▸ **Problem to solve**
Read the listing and extract each line that includes the word "израсходованных".

====== Given data ======

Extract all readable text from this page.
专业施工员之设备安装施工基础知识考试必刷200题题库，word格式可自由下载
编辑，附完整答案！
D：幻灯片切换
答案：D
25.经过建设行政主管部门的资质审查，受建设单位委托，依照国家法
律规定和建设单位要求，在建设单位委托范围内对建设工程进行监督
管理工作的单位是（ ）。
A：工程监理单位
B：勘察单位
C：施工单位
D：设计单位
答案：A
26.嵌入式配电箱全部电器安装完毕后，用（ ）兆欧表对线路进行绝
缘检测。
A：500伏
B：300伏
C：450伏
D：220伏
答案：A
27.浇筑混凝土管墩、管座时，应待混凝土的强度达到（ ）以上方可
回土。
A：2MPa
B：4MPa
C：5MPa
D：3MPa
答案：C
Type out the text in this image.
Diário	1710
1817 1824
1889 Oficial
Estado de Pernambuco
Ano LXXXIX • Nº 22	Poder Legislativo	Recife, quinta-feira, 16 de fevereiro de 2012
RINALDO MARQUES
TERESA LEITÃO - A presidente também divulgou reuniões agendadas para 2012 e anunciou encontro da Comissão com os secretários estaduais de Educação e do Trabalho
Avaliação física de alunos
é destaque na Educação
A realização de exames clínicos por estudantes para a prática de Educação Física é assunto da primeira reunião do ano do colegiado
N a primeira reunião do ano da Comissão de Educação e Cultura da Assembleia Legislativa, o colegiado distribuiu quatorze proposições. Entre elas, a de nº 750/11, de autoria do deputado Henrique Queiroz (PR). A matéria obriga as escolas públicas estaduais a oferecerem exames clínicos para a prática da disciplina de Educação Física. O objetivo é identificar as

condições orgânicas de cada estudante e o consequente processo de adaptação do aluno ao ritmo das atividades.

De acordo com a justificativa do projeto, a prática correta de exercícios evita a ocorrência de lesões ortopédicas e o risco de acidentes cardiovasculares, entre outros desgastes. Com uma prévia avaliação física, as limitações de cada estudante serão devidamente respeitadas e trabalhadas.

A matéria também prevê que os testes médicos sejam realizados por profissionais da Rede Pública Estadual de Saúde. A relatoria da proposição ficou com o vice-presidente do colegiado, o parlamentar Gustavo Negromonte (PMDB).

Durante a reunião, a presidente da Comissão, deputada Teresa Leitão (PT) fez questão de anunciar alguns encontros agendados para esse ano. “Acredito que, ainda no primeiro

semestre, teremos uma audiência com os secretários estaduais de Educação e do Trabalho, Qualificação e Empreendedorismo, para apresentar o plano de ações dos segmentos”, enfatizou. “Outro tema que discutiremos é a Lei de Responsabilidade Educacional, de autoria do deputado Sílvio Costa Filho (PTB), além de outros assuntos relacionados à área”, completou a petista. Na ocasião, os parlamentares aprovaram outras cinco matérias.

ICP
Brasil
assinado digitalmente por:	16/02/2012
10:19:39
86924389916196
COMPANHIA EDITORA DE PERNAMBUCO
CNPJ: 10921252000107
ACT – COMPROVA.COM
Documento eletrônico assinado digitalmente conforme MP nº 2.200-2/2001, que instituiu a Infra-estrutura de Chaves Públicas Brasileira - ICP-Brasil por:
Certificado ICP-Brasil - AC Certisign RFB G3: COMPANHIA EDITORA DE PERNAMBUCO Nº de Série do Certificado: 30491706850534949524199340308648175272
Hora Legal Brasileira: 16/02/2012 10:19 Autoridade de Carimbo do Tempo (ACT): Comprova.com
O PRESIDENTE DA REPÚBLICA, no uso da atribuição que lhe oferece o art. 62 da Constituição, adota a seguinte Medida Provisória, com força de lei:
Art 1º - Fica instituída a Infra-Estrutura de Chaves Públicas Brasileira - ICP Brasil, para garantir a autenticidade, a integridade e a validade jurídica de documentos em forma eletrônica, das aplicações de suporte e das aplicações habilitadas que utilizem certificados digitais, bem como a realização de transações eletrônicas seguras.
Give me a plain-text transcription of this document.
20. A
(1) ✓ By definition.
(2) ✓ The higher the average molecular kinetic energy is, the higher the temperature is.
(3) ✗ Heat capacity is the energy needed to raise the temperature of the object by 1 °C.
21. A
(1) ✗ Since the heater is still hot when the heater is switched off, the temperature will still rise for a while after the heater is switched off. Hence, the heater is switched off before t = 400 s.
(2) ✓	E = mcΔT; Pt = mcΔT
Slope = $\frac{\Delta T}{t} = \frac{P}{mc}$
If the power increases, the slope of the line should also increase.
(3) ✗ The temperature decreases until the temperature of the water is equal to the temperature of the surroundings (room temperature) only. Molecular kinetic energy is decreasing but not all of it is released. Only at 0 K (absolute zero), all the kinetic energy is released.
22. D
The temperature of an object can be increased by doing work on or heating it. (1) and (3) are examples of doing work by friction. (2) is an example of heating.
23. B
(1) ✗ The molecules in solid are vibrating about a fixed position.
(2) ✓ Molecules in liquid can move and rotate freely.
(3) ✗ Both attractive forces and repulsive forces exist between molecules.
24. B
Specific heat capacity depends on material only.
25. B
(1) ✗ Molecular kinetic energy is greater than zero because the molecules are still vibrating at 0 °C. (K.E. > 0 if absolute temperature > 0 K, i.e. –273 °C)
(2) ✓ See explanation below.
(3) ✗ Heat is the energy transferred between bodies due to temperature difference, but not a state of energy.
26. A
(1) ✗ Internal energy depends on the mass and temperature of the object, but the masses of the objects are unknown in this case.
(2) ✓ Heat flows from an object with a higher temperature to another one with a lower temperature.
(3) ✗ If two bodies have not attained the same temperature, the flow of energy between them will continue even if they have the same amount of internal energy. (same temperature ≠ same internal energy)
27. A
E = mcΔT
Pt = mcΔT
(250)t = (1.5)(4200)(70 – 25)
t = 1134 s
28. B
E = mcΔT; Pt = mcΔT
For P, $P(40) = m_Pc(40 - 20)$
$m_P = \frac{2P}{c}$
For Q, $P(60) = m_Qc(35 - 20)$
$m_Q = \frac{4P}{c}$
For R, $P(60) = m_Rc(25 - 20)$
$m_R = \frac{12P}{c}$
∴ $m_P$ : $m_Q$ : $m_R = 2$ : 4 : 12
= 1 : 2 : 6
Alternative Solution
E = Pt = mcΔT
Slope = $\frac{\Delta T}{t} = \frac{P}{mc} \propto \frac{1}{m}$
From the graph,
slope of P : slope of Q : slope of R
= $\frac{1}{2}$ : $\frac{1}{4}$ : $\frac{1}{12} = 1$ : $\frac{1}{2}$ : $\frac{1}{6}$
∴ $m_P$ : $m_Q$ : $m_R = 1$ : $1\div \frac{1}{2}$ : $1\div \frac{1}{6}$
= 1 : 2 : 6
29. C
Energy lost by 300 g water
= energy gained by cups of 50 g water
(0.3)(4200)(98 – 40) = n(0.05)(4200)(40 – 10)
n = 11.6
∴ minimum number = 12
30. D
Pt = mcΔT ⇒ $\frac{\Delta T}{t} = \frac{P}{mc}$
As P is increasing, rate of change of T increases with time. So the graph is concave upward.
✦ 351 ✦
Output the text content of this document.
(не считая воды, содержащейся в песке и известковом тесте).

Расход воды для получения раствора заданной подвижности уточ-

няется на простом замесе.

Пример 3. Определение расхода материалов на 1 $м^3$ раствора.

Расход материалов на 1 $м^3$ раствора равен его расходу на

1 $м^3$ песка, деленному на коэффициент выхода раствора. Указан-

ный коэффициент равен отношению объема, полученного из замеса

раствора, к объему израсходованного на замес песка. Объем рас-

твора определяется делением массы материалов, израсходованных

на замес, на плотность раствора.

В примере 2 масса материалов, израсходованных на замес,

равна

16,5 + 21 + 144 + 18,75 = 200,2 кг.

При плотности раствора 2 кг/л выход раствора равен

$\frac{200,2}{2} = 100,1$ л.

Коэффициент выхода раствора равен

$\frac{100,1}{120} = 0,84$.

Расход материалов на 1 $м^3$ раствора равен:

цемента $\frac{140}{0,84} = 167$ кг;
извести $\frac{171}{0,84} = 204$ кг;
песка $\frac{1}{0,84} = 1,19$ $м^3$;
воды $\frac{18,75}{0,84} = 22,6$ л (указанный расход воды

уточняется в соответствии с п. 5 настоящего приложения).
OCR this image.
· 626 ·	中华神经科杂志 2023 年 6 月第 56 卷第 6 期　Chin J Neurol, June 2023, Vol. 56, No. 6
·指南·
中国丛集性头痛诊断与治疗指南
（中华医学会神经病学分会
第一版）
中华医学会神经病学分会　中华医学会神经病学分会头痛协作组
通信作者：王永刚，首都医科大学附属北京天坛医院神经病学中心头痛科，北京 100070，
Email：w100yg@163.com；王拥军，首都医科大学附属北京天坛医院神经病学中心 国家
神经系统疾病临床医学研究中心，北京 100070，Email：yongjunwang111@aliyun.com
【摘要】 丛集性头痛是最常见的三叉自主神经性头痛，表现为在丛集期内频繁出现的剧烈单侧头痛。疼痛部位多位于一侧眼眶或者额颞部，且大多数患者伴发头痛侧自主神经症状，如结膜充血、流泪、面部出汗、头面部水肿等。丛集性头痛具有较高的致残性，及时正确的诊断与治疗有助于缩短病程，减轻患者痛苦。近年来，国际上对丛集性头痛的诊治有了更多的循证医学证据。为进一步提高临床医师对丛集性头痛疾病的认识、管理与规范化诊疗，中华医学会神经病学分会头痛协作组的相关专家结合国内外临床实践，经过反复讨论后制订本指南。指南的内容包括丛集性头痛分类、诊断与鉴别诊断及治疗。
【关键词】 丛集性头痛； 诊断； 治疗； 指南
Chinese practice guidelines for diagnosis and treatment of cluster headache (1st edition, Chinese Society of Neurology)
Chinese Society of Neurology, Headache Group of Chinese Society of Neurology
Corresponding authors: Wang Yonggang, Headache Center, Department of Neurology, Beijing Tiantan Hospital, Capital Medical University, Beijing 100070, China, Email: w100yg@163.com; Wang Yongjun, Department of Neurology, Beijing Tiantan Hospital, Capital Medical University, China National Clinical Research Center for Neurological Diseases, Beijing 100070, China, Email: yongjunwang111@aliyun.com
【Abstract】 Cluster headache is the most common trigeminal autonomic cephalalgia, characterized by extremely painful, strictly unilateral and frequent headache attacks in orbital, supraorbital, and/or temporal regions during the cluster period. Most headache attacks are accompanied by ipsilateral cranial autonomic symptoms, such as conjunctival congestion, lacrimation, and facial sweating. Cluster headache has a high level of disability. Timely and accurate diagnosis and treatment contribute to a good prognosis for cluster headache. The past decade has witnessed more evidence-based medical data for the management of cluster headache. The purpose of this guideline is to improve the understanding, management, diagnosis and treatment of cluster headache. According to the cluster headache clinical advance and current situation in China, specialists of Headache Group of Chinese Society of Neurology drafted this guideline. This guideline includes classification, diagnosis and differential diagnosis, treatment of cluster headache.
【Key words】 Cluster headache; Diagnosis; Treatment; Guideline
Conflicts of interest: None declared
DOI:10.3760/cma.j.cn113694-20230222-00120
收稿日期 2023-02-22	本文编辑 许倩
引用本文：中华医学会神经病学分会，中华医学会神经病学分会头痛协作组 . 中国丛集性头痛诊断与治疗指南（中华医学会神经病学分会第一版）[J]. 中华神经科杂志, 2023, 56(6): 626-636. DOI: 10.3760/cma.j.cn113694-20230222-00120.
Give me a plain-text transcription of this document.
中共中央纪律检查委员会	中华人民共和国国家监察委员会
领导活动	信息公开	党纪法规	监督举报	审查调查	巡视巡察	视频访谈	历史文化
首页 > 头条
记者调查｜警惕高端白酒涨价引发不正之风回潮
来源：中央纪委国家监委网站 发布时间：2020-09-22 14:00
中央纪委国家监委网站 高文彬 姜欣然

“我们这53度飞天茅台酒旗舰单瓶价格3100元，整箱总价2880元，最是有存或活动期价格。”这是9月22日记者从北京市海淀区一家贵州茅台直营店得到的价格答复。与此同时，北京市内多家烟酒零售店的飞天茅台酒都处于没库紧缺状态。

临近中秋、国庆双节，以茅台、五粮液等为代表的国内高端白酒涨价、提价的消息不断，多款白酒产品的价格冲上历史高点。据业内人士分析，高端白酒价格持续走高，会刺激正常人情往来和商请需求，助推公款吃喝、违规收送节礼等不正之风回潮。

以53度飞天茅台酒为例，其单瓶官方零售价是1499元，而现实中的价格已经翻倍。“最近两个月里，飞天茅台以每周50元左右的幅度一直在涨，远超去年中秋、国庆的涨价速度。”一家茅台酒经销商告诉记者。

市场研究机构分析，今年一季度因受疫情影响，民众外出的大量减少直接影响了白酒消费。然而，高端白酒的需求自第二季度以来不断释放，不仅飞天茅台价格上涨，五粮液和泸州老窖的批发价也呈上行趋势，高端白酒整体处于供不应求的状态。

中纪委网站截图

======

▸ **Full solution**
твора определяется делением массы материалов, израсходованных
В примере 2 масса материалов, израсходованных на замес,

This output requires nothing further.